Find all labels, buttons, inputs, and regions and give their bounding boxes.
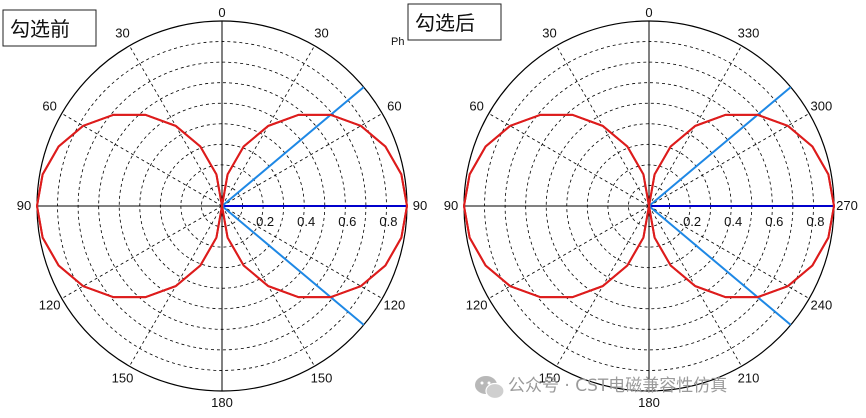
angle-tick-label: 60 bbox=[42, 99, 56, 114]
angle-tick-label: 240 bbox=[810, 298, 832, 313]
angle-tick-label: 270 bbox=[836, 198, 858, 213]
angle-tick-label: 90 bbox=[413, 198, 427, 213]
angle-tick-label: 150 bbox=[539, 370, 561, 385]
chart-title-before-text: 勾选前 bbox=[10, 17, 70, 41]
radial-tick-label: 0.8 bbox=[379, 214, 397, 229]
radial-tick-label: 0.8 bbox=[806, 214, 824, 229]
radial-tick-label: 0.2 bbox=[256, 214, 274, 229]
angle-tick-label: 330 bbox=[738, 26, 760, 41]
chart-title-after: 勾选后 bbox=[407, 3, 502, 41]
radial-tick-label: 0.4 bbox=[297, 214, 315, 229]
radial-gridline bbox=[488, 205, 650, 299]
angle-tick-label: 90 bbox=[444, 198, 458, 213]
angle-tick-label: 60 bbox=[469, 99, 483, 114]
angle-tick-label: 60 bbox=[387, 99, 401, 114]
radial-tick-label: 0.6 bbox=[765, 214, 783, 229]
angle-tick-label: 0 bbox=[645, 5, 652, 20]
radial-gridline bbox=[61, 113, 223, 207]
watermark: 公众号 · CST电磁兼容性仿真 bbox=[475, 376, 727, 400]
radial-gridline bbox=[61, 205, 223, 299]
angle-tick-label: 120 bbox=[383, 298, 405, 313]
radial-gridline bbox=[221, 113, 383, 207]
angle-tick-label: 300 bbox=[810, 99, 832, 114]
chart-title-after-text: 勾选后 bbox=[415, 11, 475, 35]
series-line-left bbox=[462, 113, 836, 299]
marker-line bbox=[648, 86, 792, 207]
marker-line bbox=[221, 205, 365, 326]
chart-title-before: 勾选前 bbox=[2, 9, 97, 47]
angle-tick-label: 90 bbox=[17, 198, 31, 213]
radial-gridline bbox=[648, 205, 810, 299]
angle-tick-label: 180 bbox=[211, 395, 233, 410]
angle-tick-label: 150 bbox=[112, 370, 134, 385]
angle-tick-label: 120 bbox=[466, 298, 488, 313]
radial-gridline bbox=[488, 113, 650, 207]
radial-gridline bbox=[221, 205, 383, 299]
watermark-text: 公众号 · CST电磁兼容性仿真 bbox=[508, 376, 727, 396]
polar-chart-before: 0 30 60 90 120 150 180 150 120 90 60 30 0.2 0.4 0.6 0.8 bbox=[17, 5, 427, 410]
series-line-left bbox=[35, 113, 409, 299]
marker-line bbox=[221, 86, 365, 207]
angle-tick-label: 30 bbox=[542, 26, 556, 41]
radial-tick-label: 0.4 bbox=[724, 214, 742, 229]
angle-tick-label: 210 bbox=[738, 370, 760, 385]
marker-line bbox=[648, 205, 792, 326]
polar-chart-after: 0 330 300 270 240 210 180 150 120 90 60 30 0.2 0.4 0.6… bbox=[444, 5, 858, 410]
angle-tick-label: 30 bbox=[115, 26, 129, 41]
radial-tick-label: 0.6 bbox=[338, 214, 356, 229]
radial-gridline bbox=[648, 113, 810, 207]
angle-tick-label: 0 bbox=[218, 5, 225, 20]
angle-tick-label: 150 bbox=[311, 370, 333, 385]
angle-tick-label: 120 bbox=[39, 298, 61, 313]
stray-label: Ph bbox=[391, 36, 404, 48]
radial-tick-label: 0.2 bbox=[683, 214, 701, 229]
angle-tick-label: 180 bbox=[638, 395, 660, 410]
angle-tick-label: 30 bbox=[314, 26, 328, 41]
wechat-icon bbox=[475, 376, 505, 400]
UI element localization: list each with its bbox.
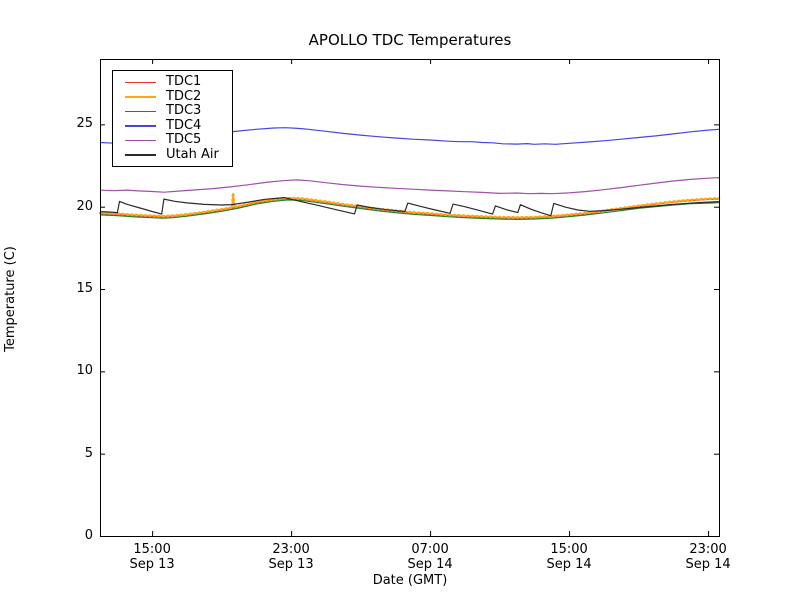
legend-line-swatch xyxy=(125,110,156,112)
x-tick-date: Sep 13 xyxy=(268,557,314,572)
x-tick-date: Sep 14 xyxy=(685,557,731,572)
legend-line-swatch xyxy=(125,139,156,141)
x-tick-time: 07:00 xyxy=(411,542,449,557)
x-tick-label: 07:00 Sep 14 xyxy=(385,542,475,572)
x-tick-date: Sep 14 xyxy=(407,557,453,572)
y-tick-label: 25 xyxy=(76,116,93,132)
y-tick-label: 10 xyxy=(76,363,93,379)
x-tick-time: 15:00 xyxy=(133,542,171,557)
x-tick-label: 15:00 Sep 13 xyxy=(107,542,197,572)
legend-label: TDC3 xyxy=(166,103,202,119)
y-axis-label: Temperature (C) xyxy=(3,246,18,352)
legend-item-tdc2: TDC2 xyxy=(125,88,232,105)
axes-frame xyxy=(100,59,720,537)
x-axis-label: Date (GMT) xyxy=(372,573,448,588)
x-tick-time: 15:00 xyxy=(550,542,588,557)
legend-item-utah-air: Utah Air xyxy=(125,146,232,163)
y-tick-label: 15 xyxy=(76,281,93,297)
legend-item-tdc4: TDC4 xyxy=(125,117,232,134)
x-tick-time: 23:00 xyxy=(689,542,727,557)
x-tick-date: Sep 13 xyxy=(129,557,175,572)
legend-label: TDC2 xyxy=(166,88,202,104)
legend-label: TDC1 xyxy=(166,74,202,90)
chart-title: APOLLO TDC Temperatures xyxy=(308,31,512,49)
x-tick-label: 15:00 Sep 14 xyxy=(524,542,614,572)
legend-item-tdc3: TDC3 xyxy=(125,104,232,119)
x-tick-label: 23:00 Sep 14 xyxy=(663,542,753,572)
legend-label: TDC4 xyxy=(166,117,202,133)
x-tick-label: 23:00 Sep 13 xyxy=(246,542,336,572)
legend-line-swatch xyxy=(125,125,156,127)
x-tick-date: Sep 14 xyxy=(546,557,592,572)
series-line-tdc5 xyxy=(99,177,720,195)
legend-line-swatch xyxy=(125,154,156,156)
legend-label: Utah Air xyxy=(166,146,219,162)
series-line-utah-air xyxy=(99,197,720,217)
y-tick-label: 0 xyxy=(84,528,93,543)
y-tick-label: 20 xyxy=(76,198,93,214)
series-line-tdc3 xyxy=(99,199,720,220)
x-tick-time: 23:00 xyxy=(272,542,310,557)
y-tick-label: 5 xyxy=(84,445,93,461)
legend-item-tdc1: TDC1 xyxy=(125,75,232,90)
legend: TDC1 TDC2 TDC3 TDC4 TDC5 Utah Air xyxy=(112,70,233,167)
legend-label: TDC5 xyxy=(166,132,202,148)
legend-line-swatch xyxy=(125,81,156,83)
legend-line-swatch xyxy=(125,96,156,98)
legend-item-tdc5: TDC5 xyxy=(125,133,232,148)
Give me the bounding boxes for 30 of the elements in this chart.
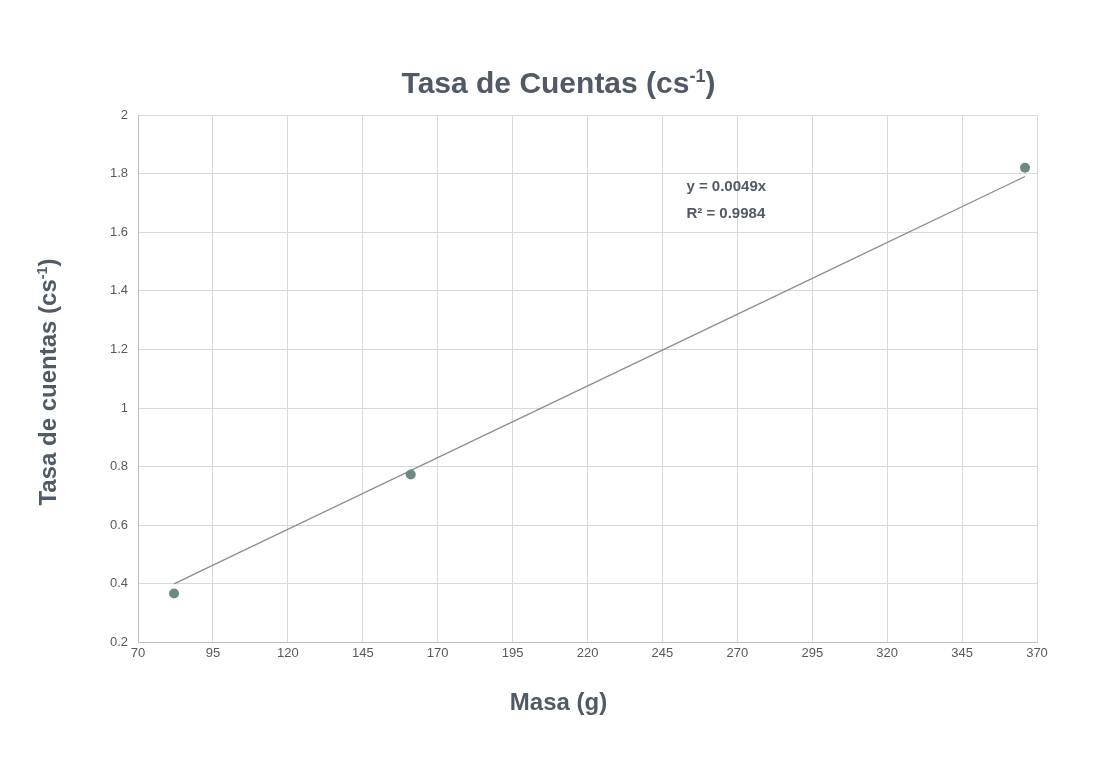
x-tick-label: 70 bbox=[130, 644, 146, 660]
annotation: y = 0.0049x bbox=[686, 177, 767, 195]
x-tick-label: 295 bbox=[801, 644, 824, 660]
x-tick-label: 145 bbox=[351, 644, 374, 660]
y-tick-label: 1.6 bbox=[109, 223, 129, 239]
x-tick-label: 270 bbox=[726, 644, 749, 660]
y-tick-label: 2 bbox=[120, 106, 129, 122]
y-tick-label: 1 bbox=[120, 399, 129, 415]
point bbox=[1020, 162, 1031, 173]
point bbox=[169, 588, 180, 599]
y-tick-label: 1.8 bbox=[109, 165, 129, 181]
y-tick-label: 1.4 bbox=[109, 282, 129, 298]
annotation: R² = 0.9984 bbox=[686, 204, 766, 222]
x-tick-label: 370 bbox=[1026, 644, 1048, 660]
y-tick-label: 0.6 bbox=[109, 516, 129, 532]
y-tick-label: 0.4 bbox=[109, 575, 129, 591]
point bbox=[405, 469, 416, 480]
x-tick-label: 170 bbox=[426, 644, 449, 660]
x-tick-label: 120 bbox=[277, 644, 299, 660]
x-axis-title: Masa (g) bbox=[508, 688, 609, 716]
x-tick-label: 195 bbox=[501, 644, 524, 660]
x-tick-label: 95 bbox=[205, 644, 221, 660]
y-tick-label: 0.2 bbox=[109, 633, 129, 649]
y-tick-label: 0.8 bbox=[109, 458, 129, 474]
x-tick-label: 220 bbox=[576, 644, 599, 660]
chart-title: Tasa de Cuentas (cs$^{-1}$) bbox=[400, 66, 717, 100]
y-tick-label: 1.2 bbox=[109, 340, 129, 356]
x-tick-label: 345 bbox=[951, 644, 973, 660]
x-tick-label: 320 bbox=[876, 644, 899, 660]
x-tick-label: 245 bbox=[651, 644, 674, 660]
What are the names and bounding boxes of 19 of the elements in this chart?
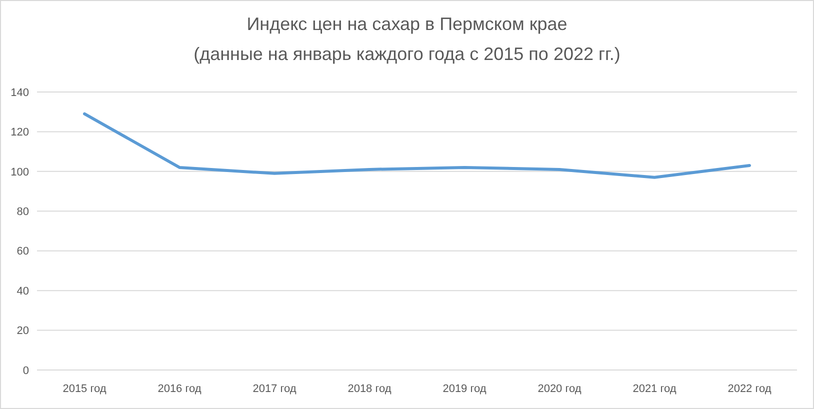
y-tick-label: 120 xyxy=(10,126,29,139)
y-tick-label: 40 xyxy=(16,285,29,298)
x-tick-label: 2017 год xyxy=(252,383,297,395)
x-tick-label: 2022 год xyxy=(728,383,772,395)
x-tick-label: 2018 год xyxy=(348,383,392,395)
x-tick-label: 2016 год xyxy=(158,383,202,395)
x-tick-label: 2019 год xyxy=(442,383,487,395)
chart-subtitle: (данные на январь каждого года с 2015 по 2022 гг.) xyxy=(194,44,620,64)
y-tick-label: 140 xyxy=(10,86,29,99)
x-tick-label: 2015 год xyxy=(62,383,107,395)
y-tick-label: 0 xyxy=(22,364,29,377)
y-tick-label: 80 xyxy=(16,206,29,218)
line-series xyxy=(83,112,751,179)
y-tick-label: 100 xyxy=(10,166,29,178)
chart-title: Индекс цен на сахар в Пермском крае xyxy=(246,14,568,34)
x-tick-label: 2020 год xyxy=(538,383,582,395)
y-tick-label: 60 xyxy=(16,246,29,258)
x-tick-label: 2021 год xyxy=(632,383,677,395)
y-tick-label: 20 xyxy=(16,325,29,338)
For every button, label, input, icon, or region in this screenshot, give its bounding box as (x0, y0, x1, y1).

□ □ □

WRITTEN REQUEST — Transcribe the data verbatim from the line with "x-tick-label: 70 bbox=[130, 644, 146, 660]" to the line with "y-tick-label: 0.8 bbox=[109, 458, 129, 474]", both ends included.

COMPLETED TASK —
x-tick-label: 70 bbox=[130, 644, 146, 660]
annotation: y = 0.0049x bbox=[686, 177, 767, 195]
x-tick-label: 295 bbox=[801, 644, 824, 660]
x-tick-label: 145 bbox=[351, 644, 374, 660]
y-tick-label: 1.6 bbox=[109, 223, 129, 239]
x-tick-label: 270 bbox=[726, 644, 749, 660]
y-tick-label: 2 bbox=[120, 106, 129, 122]
y-tick-label: 1 bbox=[120, 399, 129, 415]
point bbox=[1020, 162, 1031, 173]
point bbox=[169, 588, 180, 599]
y-tick-label: 1.8 bbox=[109, 165, 129, 181]
y-tick-label: 1.4 bbox=[109, 282, 129, 298]
annotation: R² = 0.9984 bbox=[686, 204, 766, 222]
x-tick-label: 370 bbox=[1026, 644, 1048, 660]
y-tick-label: 0.6 bbox=[109, 516, 129, 532]
y-tick-label: 0.4 bbox=[109, 575, 129, 591]
point bbox=[405, 469, 416, 480]
x-tick-label: 170 bbox=[426, 644, 449, 660]
x-tick-label: 120 bbox=[277, 644, 299, 660]
x-axis-title: Masa (g) bbox=[508, 688, 609, 716]
x-tick-label: 195 bbox=[501, 644, 524, 660]
x-tick-label: 95 bbox=[205, 644, 221, 660]
y-tick-label: 0.2 bbox=[109, 633, 129, 649]
y-tick-label: 0.8 bbox=[109, 458, 129, 474]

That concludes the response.